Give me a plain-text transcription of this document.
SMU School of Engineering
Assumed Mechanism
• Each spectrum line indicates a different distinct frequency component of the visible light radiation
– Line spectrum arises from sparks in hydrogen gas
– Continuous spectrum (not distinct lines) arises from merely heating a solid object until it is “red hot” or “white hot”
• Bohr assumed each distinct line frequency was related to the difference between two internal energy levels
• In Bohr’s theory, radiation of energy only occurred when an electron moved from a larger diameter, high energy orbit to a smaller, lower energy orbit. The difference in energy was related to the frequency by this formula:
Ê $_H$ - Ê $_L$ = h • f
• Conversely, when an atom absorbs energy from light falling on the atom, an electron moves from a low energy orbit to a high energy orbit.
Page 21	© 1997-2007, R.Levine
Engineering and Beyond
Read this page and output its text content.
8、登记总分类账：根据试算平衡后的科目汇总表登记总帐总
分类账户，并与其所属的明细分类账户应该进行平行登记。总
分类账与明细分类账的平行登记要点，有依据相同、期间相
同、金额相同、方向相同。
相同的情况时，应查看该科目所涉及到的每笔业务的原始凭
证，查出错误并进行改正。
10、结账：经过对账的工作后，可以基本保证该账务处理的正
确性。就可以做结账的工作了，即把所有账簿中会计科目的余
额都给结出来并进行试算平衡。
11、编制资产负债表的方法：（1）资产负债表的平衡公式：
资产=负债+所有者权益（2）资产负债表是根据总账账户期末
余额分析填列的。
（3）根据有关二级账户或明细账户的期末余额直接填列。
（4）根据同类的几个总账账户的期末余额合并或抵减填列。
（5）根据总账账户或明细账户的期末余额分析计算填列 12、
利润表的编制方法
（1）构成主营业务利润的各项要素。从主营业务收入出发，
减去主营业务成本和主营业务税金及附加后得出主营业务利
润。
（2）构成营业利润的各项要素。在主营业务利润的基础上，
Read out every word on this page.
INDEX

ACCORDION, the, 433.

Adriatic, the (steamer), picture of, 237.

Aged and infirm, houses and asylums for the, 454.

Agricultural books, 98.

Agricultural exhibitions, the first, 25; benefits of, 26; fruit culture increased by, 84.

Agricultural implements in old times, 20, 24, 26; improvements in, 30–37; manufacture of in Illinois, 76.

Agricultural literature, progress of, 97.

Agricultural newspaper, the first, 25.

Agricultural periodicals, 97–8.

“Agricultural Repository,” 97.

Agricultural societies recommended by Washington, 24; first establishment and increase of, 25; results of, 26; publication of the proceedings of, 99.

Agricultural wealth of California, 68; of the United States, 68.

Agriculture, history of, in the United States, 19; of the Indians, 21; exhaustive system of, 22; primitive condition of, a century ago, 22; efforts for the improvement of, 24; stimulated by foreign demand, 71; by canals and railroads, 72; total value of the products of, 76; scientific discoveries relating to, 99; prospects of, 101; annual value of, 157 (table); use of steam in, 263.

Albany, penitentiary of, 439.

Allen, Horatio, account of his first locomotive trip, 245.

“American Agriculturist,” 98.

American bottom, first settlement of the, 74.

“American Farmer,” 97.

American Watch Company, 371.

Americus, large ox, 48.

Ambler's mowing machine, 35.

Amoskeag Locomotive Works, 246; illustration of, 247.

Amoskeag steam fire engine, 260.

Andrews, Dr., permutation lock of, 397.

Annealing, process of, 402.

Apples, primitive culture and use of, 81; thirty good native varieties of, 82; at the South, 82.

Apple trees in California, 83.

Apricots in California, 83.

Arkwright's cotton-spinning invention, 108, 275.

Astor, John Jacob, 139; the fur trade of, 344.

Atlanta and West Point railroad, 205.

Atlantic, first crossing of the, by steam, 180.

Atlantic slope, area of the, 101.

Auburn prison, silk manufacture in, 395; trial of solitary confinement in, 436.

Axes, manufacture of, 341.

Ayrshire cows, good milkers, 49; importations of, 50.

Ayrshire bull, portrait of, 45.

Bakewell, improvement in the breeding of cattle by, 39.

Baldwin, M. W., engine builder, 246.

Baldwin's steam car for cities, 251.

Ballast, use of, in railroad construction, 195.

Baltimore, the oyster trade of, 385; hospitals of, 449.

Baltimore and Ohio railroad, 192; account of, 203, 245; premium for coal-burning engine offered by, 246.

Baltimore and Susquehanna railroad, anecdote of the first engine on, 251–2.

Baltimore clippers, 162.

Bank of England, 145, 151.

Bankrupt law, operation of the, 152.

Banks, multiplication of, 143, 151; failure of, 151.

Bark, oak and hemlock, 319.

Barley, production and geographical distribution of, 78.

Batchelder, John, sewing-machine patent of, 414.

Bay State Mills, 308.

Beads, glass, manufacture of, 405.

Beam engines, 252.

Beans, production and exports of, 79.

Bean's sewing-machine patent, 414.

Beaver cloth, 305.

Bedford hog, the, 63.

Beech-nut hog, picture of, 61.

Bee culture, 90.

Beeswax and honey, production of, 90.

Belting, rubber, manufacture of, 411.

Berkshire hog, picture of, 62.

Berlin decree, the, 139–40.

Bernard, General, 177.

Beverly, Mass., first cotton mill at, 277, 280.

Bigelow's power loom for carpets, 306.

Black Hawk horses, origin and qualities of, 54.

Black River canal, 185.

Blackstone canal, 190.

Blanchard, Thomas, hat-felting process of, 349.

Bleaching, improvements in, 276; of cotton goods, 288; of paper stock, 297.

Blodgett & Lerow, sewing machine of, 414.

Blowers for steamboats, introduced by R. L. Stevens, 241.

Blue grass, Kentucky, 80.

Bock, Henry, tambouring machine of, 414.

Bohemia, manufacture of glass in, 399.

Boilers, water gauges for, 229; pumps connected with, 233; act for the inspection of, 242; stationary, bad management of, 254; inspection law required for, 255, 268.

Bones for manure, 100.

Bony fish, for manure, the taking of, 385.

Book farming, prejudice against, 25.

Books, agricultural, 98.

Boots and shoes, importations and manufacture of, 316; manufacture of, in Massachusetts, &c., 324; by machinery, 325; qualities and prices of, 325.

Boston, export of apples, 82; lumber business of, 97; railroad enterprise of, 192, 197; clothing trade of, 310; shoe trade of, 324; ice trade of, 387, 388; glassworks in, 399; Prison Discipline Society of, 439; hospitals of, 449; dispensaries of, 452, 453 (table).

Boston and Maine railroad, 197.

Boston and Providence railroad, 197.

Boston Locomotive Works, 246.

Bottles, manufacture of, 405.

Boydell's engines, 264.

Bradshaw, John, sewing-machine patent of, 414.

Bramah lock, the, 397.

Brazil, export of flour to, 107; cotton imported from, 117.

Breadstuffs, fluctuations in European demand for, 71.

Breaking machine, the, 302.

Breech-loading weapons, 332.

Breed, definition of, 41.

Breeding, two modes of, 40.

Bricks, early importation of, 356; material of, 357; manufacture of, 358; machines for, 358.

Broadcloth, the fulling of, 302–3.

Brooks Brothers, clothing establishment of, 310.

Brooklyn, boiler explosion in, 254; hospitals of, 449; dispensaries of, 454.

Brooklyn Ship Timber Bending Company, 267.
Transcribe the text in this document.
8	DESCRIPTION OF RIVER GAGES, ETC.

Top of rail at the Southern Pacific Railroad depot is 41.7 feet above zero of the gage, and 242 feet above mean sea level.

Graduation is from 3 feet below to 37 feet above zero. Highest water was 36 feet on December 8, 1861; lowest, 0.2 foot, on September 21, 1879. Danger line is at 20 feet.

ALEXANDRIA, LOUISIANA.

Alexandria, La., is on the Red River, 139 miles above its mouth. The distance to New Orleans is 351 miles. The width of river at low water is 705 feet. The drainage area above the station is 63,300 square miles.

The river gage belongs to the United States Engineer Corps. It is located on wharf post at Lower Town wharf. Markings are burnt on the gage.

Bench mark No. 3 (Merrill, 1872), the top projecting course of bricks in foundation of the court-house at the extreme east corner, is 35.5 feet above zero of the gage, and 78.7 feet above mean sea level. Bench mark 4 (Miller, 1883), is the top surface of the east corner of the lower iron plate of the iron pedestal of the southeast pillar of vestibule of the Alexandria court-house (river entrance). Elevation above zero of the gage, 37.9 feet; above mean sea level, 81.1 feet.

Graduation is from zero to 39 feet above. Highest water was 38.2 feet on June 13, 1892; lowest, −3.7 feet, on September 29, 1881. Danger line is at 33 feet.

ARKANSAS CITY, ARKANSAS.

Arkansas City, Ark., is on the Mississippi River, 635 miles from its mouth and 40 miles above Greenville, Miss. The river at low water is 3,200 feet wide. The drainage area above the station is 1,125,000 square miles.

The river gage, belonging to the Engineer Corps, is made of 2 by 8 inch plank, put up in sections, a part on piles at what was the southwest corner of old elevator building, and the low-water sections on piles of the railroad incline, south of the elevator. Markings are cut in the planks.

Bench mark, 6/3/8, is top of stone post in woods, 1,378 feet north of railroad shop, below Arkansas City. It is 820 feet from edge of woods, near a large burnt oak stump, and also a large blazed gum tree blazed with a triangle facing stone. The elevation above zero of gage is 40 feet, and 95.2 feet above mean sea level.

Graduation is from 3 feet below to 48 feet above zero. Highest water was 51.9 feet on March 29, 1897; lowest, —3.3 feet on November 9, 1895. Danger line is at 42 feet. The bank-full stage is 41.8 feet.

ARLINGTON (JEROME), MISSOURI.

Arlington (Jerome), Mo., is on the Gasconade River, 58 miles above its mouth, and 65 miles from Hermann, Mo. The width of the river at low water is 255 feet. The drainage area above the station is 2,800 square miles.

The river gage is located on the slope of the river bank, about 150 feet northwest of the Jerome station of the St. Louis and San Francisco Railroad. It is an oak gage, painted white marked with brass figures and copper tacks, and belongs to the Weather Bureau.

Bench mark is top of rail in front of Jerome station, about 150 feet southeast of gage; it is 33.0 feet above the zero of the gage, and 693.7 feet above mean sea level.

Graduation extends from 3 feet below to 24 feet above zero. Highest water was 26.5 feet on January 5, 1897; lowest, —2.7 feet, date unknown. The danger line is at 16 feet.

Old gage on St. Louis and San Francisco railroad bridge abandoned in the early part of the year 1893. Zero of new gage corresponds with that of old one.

WHAT IS BEING ASKED: Only the number is wanted: how many lines in the entries above contain the word "Baltimore"?

EXERCISE RESPONSE: 4